— Begin —

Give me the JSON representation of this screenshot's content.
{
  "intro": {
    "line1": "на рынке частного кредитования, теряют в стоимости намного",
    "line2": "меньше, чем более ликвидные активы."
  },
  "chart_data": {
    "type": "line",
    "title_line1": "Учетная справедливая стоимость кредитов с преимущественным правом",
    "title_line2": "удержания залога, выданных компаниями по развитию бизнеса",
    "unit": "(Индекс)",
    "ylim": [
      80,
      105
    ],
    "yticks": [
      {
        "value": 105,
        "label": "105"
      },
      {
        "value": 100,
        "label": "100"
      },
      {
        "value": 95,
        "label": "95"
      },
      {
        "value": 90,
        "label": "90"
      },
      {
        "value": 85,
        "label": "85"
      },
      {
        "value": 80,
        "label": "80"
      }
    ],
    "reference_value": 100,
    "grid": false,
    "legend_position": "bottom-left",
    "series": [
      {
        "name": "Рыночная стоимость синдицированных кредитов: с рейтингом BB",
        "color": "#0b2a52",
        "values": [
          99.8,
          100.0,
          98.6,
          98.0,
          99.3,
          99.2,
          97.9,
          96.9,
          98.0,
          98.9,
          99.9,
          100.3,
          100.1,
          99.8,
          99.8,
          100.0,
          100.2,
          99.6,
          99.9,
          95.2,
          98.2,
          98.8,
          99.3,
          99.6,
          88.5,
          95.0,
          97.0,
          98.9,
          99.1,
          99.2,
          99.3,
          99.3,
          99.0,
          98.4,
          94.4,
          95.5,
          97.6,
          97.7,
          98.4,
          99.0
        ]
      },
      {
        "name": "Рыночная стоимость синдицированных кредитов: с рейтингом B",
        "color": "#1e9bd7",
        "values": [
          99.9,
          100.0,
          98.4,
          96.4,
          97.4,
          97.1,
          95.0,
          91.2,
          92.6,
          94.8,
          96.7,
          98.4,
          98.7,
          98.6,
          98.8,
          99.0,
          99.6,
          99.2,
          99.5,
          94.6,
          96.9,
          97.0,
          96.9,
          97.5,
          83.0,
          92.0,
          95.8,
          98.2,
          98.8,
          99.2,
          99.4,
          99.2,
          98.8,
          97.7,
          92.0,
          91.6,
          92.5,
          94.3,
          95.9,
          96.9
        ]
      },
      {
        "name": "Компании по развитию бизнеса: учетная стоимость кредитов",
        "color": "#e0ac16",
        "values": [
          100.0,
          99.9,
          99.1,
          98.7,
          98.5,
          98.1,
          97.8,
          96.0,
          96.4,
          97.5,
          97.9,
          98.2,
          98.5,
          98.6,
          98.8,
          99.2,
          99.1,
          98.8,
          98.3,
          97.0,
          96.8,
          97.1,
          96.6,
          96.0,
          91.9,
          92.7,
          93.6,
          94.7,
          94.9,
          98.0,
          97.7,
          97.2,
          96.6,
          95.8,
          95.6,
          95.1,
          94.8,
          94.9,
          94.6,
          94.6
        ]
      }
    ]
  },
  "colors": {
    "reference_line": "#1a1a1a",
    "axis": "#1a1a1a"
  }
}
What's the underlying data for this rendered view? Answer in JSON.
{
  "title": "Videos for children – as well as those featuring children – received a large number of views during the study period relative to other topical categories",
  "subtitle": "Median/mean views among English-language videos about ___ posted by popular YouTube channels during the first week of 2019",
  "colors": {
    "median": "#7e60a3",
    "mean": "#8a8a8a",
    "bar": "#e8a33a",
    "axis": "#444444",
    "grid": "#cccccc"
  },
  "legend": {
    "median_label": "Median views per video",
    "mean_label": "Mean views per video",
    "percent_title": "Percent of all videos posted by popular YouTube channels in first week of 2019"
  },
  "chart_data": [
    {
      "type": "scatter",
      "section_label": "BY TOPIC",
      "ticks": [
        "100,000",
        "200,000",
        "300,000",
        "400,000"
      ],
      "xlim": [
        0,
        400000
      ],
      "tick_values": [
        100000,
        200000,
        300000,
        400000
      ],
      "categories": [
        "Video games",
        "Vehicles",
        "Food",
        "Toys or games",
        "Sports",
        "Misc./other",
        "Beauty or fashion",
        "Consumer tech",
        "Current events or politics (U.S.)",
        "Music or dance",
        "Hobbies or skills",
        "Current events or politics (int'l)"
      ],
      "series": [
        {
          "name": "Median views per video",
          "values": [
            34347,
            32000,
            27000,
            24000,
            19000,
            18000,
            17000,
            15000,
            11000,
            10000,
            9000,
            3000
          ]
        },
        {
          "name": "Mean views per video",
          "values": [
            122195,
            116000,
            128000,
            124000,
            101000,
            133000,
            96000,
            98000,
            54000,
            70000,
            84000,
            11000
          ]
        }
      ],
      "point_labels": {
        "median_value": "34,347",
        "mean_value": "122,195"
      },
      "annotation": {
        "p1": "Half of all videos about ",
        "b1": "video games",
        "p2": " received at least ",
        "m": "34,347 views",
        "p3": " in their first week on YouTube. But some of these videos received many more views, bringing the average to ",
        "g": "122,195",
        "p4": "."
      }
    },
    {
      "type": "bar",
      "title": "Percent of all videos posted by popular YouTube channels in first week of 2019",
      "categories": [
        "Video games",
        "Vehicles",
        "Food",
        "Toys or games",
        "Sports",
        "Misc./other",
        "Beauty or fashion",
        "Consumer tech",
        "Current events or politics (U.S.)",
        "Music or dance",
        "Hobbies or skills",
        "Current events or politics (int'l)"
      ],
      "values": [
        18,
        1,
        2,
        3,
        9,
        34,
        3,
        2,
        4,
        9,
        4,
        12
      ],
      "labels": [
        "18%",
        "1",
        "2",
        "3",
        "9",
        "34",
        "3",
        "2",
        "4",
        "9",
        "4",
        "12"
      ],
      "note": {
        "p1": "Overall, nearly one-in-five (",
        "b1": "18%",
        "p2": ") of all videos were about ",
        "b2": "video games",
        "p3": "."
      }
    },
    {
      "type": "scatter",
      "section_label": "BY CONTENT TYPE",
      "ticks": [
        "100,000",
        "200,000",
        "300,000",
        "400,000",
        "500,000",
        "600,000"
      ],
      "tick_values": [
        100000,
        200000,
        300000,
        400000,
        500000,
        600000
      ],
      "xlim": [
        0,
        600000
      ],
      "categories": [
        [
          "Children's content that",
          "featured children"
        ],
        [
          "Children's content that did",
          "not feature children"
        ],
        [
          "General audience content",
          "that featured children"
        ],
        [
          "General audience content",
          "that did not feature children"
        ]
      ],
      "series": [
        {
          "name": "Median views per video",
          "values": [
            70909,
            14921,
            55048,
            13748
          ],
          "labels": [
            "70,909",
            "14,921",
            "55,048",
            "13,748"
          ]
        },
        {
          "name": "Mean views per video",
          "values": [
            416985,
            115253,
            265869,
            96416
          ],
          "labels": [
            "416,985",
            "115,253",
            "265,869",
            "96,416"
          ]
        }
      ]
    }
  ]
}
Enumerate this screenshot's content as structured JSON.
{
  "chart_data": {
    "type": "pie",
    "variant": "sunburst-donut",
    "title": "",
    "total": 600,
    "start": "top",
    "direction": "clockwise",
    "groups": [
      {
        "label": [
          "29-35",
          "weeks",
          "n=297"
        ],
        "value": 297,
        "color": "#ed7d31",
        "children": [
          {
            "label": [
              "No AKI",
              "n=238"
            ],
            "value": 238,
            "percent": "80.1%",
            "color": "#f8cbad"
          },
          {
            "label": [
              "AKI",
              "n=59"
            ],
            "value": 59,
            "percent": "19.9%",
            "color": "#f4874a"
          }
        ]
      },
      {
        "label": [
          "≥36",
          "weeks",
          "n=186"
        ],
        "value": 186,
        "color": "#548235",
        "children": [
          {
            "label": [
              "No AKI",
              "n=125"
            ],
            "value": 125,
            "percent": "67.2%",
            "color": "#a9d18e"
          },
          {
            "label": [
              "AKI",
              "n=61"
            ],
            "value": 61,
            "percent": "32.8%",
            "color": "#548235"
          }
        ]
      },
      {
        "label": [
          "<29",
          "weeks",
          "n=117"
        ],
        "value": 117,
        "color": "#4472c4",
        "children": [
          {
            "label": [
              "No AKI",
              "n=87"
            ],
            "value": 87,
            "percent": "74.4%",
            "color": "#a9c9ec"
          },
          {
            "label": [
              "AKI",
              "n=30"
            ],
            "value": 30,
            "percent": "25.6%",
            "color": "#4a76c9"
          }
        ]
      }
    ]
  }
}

— End —

## Written instruction
Search the data above for the string "YouTube" and copy each line that has it.

## Answer
  "subtitle": "Median/mean views among English-language videos about ___ posted by popular YouTube channels during the first week of 2019",
    "percent_title": "Percent of all videos posted by popular YouTube channels in first week of 2019"
        "p3": " in their first week on YouTube. But some of these videos received many more views, bringing the average to ",
      "title": "Percent of all videos posted by popular YouTube channels in first week of 2019",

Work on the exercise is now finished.